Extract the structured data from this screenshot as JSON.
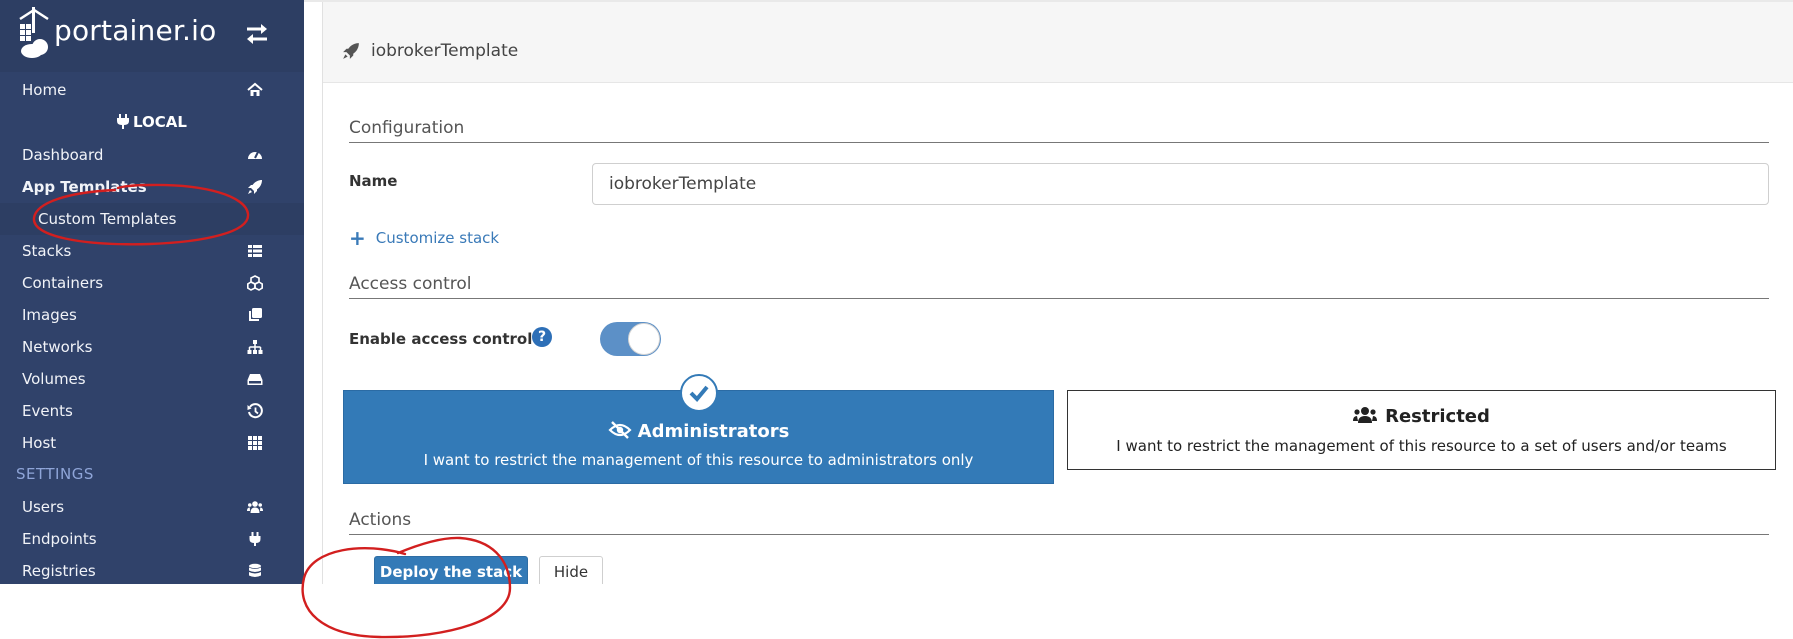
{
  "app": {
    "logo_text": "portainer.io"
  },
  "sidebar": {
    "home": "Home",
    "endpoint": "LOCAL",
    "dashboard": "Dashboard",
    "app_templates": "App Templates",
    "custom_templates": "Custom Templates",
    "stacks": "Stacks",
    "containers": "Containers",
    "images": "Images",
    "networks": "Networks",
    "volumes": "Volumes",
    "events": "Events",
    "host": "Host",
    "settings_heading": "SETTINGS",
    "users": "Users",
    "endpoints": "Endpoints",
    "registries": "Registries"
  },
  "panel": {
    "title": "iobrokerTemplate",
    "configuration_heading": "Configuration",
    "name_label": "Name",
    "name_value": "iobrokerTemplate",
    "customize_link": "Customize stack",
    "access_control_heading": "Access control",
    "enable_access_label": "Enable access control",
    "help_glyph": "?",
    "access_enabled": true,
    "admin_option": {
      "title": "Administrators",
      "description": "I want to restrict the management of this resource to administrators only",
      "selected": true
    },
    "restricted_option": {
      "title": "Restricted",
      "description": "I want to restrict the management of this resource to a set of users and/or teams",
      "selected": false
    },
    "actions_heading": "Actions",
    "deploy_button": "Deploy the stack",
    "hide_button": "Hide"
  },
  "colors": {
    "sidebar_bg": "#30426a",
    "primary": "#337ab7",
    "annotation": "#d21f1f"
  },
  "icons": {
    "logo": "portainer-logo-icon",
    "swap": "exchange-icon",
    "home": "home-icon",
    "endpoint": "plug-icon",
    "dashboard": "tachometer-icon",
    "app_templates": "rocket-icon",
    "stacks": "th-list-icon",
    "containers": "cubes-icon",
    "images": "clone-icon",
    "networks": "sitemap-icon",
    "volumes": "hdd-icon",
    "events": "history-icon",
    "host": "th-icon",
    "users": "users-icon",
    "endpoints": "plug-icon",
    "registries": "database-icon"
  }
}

^^^^^^^^^^^^^^^^

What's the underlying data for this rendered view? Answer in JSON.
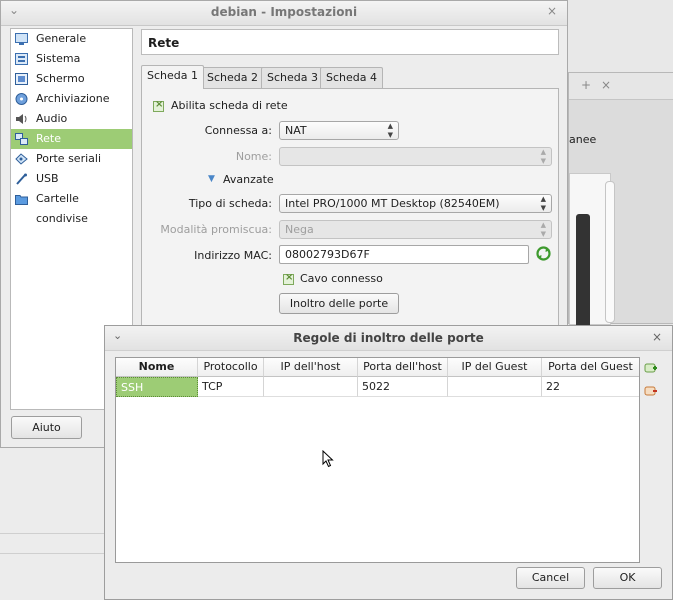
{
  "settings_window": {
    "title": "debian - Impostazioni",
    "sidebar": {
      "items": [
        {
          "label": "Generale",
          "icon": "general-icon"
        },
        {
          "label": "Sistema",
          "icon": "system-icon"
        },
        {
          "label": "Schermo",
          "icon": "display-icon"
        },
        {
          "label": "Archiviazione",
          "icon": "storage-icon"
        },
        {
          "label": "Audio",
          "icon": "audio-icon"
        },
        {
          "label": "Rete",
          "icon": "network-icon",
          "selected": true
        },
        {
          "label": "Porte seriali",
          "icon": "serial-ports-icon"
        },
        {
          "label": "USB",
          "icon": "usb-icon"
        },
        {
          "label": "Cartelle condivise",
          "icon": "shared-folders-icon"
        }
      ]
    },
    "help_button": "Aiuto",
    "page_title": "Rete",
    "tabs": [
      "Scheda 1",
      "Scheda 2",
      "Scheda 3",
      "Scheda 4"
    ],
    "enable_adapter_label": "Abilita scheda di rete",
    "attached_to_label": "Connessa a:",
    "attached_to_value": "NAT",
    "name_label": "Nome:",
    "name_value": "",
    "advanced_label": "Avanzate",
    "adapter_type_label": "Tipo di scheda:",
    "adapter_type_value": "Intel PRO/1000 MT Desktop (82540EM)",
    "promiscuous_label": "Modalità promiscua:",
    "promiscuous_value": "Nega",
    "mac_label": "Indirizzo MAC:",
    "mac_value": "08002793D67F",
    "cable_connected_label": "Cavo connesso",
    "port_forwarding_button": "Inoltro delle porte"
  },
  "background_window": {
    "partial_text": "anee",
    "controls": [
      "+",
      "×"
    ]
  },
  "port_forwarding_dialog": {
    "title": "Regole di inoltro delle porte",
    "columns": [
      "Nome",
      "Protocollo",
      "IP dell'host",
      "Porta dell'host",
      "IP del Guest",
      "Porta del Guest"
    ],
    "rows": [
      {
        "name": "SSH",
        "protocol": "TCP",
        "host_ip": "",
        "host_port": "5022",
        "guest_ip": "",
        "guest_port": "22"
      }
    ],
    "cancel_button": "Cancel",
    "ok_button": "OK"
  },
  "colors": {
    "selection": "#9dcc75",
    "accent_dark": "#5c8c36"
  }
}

^^^^^^^^^^^^^^^^

In how many lines does the word "portainer" appear? Respond with the number alone.

2